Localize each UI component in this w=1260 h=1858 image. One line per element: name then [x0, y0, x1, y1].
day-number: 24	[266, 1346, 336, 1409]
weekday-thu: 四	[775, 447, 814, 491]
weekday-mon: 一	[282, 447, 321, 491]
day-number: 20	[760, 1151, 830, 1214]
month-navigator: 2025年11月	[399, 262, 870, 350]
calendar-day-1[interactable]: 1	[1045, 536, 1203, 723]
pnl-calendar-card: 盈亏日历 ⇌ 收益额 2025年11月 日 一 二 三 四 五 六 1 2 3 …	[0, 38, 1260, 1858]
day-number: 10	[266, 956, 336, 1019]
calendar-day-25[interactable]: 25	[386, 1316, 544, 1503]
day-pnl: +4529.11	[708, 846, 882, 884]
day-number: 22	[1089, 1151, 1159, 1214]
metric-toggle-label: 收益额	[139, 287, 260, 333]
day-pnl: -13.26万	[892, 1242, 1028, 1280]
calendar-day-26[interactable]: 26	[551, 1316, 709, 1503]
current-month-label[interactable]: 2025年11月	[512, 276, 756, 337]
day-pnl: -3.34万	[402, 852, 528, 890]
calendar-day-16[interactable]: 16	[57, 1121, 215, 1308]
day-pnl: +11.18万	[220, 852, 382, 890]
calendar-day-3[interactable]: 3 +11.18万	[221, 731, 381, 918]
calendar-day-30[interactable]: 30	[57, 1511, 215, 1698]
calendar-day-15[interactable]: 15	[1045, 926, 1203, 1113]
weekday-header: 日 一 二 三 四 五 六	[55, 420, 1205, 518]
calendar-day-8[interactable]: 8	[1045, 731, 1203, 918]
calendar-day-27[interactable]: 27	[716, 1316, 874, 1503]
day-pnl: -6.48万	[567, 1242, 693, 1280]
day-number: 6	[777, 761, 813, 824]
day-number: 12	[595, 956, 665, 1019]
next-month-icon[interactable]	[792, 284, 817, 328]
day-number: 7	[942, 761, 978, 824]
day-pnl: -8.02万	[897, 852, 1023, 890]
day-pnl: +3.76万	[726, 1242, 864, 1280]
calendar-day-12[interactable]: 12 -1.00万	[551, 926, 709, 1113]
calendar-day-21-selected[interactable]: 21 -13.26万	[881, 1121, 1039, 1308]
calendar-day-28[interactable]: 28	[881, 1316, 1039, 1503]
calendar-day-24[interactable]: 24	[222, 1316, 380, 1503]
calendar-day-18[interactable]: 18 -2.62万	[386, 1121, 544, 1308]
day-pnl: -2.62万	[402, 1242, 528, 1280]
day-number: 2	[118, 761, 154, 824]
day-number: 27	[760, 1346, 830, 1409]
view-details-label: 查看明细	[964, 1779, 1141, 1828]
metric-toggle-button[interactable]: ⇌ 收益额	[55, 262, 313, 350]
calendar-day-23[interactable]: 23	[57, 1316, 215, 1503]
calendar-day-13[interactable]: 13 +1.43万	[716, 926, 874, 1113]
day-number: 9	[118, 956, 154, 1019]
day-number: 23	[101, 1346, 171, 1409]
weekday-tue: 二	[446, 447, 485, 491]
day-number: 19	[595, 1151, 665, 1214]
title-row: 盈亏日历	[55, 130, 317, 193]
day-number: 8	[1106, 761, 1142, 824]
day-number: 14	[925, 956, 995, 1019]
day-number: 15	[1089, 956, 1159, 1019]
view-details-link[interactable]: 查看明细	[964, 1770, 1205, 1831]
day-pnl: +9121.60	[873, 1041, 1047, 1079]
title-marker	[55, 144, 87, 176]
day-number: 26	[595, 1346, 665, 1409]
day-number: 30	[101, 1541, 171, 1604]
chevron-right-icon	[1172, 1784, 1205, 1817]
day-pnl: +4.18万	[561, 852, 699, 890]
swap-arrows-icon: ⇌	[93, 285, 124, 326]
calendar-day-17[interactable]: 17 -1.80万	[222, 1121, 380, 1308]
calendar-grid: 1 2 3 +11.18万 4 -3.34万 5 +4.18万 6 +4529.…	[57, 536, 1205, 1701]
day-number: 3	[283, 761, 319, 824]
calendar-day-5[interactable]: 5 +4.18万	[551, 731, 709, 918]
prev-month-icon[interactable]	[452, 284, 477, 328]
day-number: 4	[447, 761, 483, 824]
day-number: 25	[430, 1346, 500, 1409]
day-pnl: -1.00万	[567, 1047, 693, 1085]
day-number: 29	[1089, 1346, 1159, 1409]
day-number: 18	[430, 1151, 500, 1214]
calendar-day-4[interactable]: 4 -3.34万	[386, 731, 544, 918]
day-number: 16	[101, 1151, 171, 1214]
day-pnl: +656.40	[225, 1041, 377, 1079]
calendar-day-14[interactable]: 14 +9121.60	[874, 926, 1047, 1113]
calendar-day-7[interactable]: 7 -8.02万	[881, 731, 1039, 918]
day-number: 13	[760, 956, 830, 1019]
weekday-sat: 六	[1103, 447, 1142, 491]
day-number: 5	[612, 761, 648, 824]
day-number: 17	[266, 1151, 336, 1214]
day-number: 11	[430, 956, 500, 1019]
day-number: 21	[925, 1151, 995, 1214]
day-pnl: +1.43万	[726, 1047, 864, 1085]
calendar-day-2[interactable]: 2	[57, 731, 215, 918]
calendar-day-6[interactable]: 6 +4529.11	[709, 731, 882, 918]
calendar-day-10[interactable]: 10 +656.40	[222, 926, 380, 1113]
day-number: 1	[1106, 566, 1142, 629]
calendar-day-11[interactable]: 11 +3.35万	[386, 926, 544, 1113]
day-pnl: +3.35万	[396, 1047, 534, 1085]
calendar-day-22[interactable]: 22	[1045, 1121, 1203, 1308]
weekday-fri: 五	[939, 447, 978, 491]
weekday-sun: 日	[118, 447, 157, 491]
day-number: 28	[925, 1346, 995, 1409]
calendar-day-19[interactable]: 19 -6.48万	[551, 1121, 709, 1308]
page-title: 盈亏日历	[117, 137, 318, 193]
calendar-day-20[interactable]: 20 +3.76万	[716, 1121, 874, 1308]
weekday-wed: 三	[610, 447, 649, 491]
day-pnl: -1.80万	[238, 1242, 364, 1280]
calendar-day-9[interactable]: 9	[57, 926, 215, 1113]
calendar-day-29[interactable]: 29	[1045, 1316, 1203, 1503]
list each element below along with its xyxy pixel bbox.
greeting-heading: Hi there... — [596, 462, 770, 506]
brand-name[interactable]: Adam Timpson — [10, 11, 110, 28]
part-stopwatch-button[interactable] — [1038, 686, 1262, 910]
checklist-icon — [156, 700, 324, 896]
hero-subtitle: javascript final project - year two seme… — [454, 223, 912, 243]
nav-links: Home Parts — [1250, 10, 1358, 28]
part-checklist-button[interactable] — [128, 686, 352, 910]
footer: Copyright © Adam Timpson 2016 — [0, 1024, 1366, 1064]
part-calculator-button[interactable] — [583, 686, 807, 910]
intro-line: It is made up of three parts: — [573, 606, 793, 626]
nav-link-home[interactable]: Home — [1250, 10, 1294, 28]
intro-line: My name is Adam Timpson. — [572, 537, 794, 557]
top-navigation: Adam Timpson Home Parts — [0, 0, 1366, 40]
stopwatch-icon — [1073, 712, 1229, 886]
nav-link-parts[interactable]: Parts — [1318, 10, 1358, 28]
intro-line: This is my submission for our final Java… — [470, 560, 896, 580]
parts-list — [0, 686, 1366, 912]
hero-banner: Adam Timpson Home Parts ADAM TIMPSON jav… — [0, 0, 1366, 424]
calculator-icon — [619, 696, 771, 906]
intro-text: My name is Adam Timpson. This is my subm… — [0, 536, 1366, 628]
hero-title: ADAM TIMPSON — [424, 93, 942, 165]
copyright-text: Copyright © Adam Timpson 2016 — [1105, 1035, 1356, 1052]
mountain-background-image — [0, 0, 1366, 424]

Directions for this task - Copy all lines of the records without any change, and include nothing else in the output.

Output -
Localize each UI component in this w=1260 h=1858 image. One line per element: name then [x0, y0, x1, y1].
day-number: 24	[266, 1346, 336, 1409]
weekday-thu: 四	[775, 447, 814, 491]
weekday-mon: 一	[282, 447, 321, 491]
day-number: 20	[760, 1151, 830, 1214]
month-navigator: 2025年11月	[399, 262, 870, 350]
calendar-day-1[interactable]: 1	[1045, 536, 1203, 723]
pnl-calendar-card: 盈亏日历 ⇌ 收益额 2025年11月 日 一 二 三 四 五 六 1 2 3 …	[0, 38, 1260, 1858]
day-number: 10	[266, 956, 336, 1019]
calendar-day-25[interactable]: 25	[386, 1316, 544, 1503]
day-pnl: +4529.11	[708, 846, 882, 884]
day-number: 22	[1089, 1151, 1159, 1214]
metric-toggle-label: 收益额	[139, 287, 260, 333]
day-pnl: -13.26万	[892, 1242, 1028, 1280]
calendar-day-26[interactable]: 26	[551, 1316, 709, 1503]
current-month-label[interactable]: 2025年11月	[512, 276, 756, 337]
day-pnl: -3.34万	[402, 852, 528, 890]
calendar-day-16[interactable]: 16	[57, 1121, 215, 1308]
day-pnl: +11.18万	[220, 852, 382, 890]
calendar-day-3[interactable]: 3 +11.18万	[221, 731, 381, 918]
calendar-day-30[interactable]: 30	[57, 1511, 215, 1698]
calendar-day-15[interactable]: 15	[1045, 926, 1203, 1113]
weekday-header: 日 一 二 三 四 五 六	[55, 420, 1205, 518]
calendar-day-8[interactable]: 8	[1045, 731, 1203, 918]
calendar-day-27[interactable]: 27	[716, 1316, 874, 1503]
day-pnl: -6.48万	[567, 1242, 693, 1280]
day-number: 6	[777, 761, 813, 824]
day-number: 12	[595, 956, 665, 1019]
next-month-icon[interactable]	[792, 284, 817, 328]
day-number: 7	[942, 761, 978, 824]
day-pnl: -8.02万	[897, 852, 1023, 890]
day-pnl: +3.76万	[726, 1242, 864, 1280]
calendar-day-12[interactable]: 12 -1.00万	[551, 926, 709, 1113]
calendar-day-21-selected[interactable]: 21 -13.26万	[881, 1121, 1039, 1308]
calendar-day-28[interactable]: 28	[881, 1316, 1039, 1503]
calendar-day-24[interactable]: 24	[222, 1316, 380, 1503]
calendar-day-18[interactable]: 18 -2.62万	[386, 1121, 544, 1308]
day-pnl: -2.62万	[402, 1242, 528, 1280]
day-number: 2	[118, 761, 154, 824]
day-number: 27	[760, 1346, 830, 1409]
view-details-label: 查看明细	[964, 1779, 1141, 1828]
metric-toggle-button[interactable]: ⇌ 收益额	[55, 262, 313, 350]
calendar-day-23[interactable]: 23	[57, 1316, 215, 1503]
calendar-day-13[interactable]: 13 +1.43万	[716, 926, 874, 1113]
day-number: 9	[118, 956, 154, 1019]
day-number: 23	[101, 1346, 171, 1409]
weekday-tue: 二	[446, 447, 485, 491]
day-number: 19	[595, 1151, 665, 1214]
title-row: 盈亏日历	[55, 130, 317, 193]
day-number: 8	[1106, 761, 1142, 824]
day-number: 14	[925, 956, 995, 1019]
day-number: 15	[1089, 956, 1159, 1019]
view-details-link[interactable]: 查看明细	[964, 1770, 1205, 1831]
day-pnl: +9121.60	[873, 1041, 1047, 1079]
title-marker	[55, 144, 87, 176]
day-number: 26	[595, 1346, 665, 1409]
day-number: 30	[101, 1541, 171, 1604]
chevron-right-icon	[1172, 1784, 1205, 1817]
day-pnl: +4.18万	[561, 852, 699, 890]
swap-arrows-icon: ⇌	[93, 285, 124, 326]
calendar-day-17[interactable]: 17 -1.80万	[222, 1121, 380, 1308]
calendar-grid: 1 2 3 +11.18万 4 -3.34万 5 +4.18万 6 +4529.…	[57, 536, 1205, 1701]
day-number: 3	[283, 761, 319, 824]
calendar-day-5[interactable]: 5 +4.18万	[551, 731, 709, 918]
prev-month-icon[interactable]	[452, 284, 477, 328]
day-number: 4	[447, 761, 483, 824]
day-number: 25	[430, 1346, 500, 1409]
day-pnl: -1.00万	[567, 1047, 693, 1085]
day-number: 29	[1089, 1346, 1159, 1409]
day-number: 18	[430, 1151, 500, 1214]
calendar-day-4[interactable]: 4 -3.34万	[386, 731, 544, 918]
day-number: 16	[101, 1151, 171, 1214]
day-pnl: +656.40	[225, 1041, 377, 1079]
calendar-day-14[interactable]: 14 +9121.60	[874, 926, 1047, 1113]
calendar-day-7[interactable]: 7 -8.02万	[881, 731, 1039, 918]
day-number: 13	[760, 956, 830, 1019]
weekday-sat: 六	[1103, 447, 1142, 491]
day-number: 5	[612, 761, 648, 824]
day-number: 17	[266, 1151, 336, 1214]
day-number: 11	[430, 956, 500, 1019]
day-number: 21	[925, 1151, 995, 1214]
day-pnl: +1.43万	[726, 1047, 864, 1085]
calendar-day-2[interactable]: 2	[57, 731, 215, 918]
calendar-day-6[interactable]: 6 +4529.11	[709, 731, 882, 918]
calendar-day-10[interactable]: 10 +656.40	[222, 926, 380, 1113]
day-number: 1	[1106, 566, 1142, 629]
calendar-day-11[interactable]: 11 +3.35万	[386, 926, 544, 1113]
day-pnl: +3.35万	[396, 1047, 534, 1085]
calendar-day-22[interactable]: 22	[1045, 1121, 1203, 1308]
weekday-fri: 五	[939, 447, 978, 491]
weekday-sun: 日	[118, 447, 157, 491]
day-number: 28	[925, 1346, 995, 1409]
calendar-day-19[interactable]: 19 -6.48万	[551, 1121, 709, 1308]
page-title: 盈亏日历	[117, 137, 318, 193]
calendar-day-20[interactable]: 20 +3.76万	[716, 1121, 874, 1308]
weekday-wed: 三	[610, 447, 649, 491]
day-pnl: -1.80万	[238, 1242, 364, 1280]
calendar-day-9[interactable]: 9	[57, 926, 215, 1113]
calendar-day-29[interactable]: 29	[1045, 1316, 1203, 1503]
list each element below along with its xyxy pixel bbox.
greeting-heading: Hi there... — [596, 462, 770, 506]
brand-name[interactable]: Adam Timpson — [10, 11, 110, 28]
part-stopwatch-button[interactable] — [1038, 686, 1262, 910]
checklist-icon — [156, 700, 324, 896]
hero-subtitle: javascript final project - year two seme… — [454, 223, 912, 243]
nav-links: Home Parts — [1250, 10, 1358, 28]
part-checklist-button[interactable] — [128, 686, 352, 910]
footer: Copyright © Adam Timpson 2016 — [0, 1024, 1366, 1064]
part-calculator-button[interactable] — [583, 686, 807, 910]
intro-line: It is made up of three parts: — [573, 606, 793, 626]
nav-link-home[interactable]: Home — [1250, 10, 1294, 28]
intro-line: My name is Adam Timpson. — [572, 537, 794, 557]
top-navigation: Adam Timpson Home Parts — [0, 0, 1366, 40]
stopwatch-icon — [1073, 712, 1229, 886]
nav-link-parts[interactable]: Parts — [1318, 10, 1358, 28]
intro-line: This is my submission for our final Java… — [470, 560, 896, 580]
parts-list — [0, 686, 1366, 912]
hero-banner: Adam Timpson Home Parts ADAM TIMPSON jav… — [0, 0, 1366, 424]
calculator-icon — [619, 696, 771, 906]
intro-text: My name is Adam Timpson. This is my subm… — [0, 536, 1366, 628]
hero-title: ADAM TIMPSON — [424, 93, 942, 165]
copyright-text: Copyright © Adam Timpson 2016 — [1105, 1035, 1356, 1052]
mountain-background-image — [0, 0, 1366, 424]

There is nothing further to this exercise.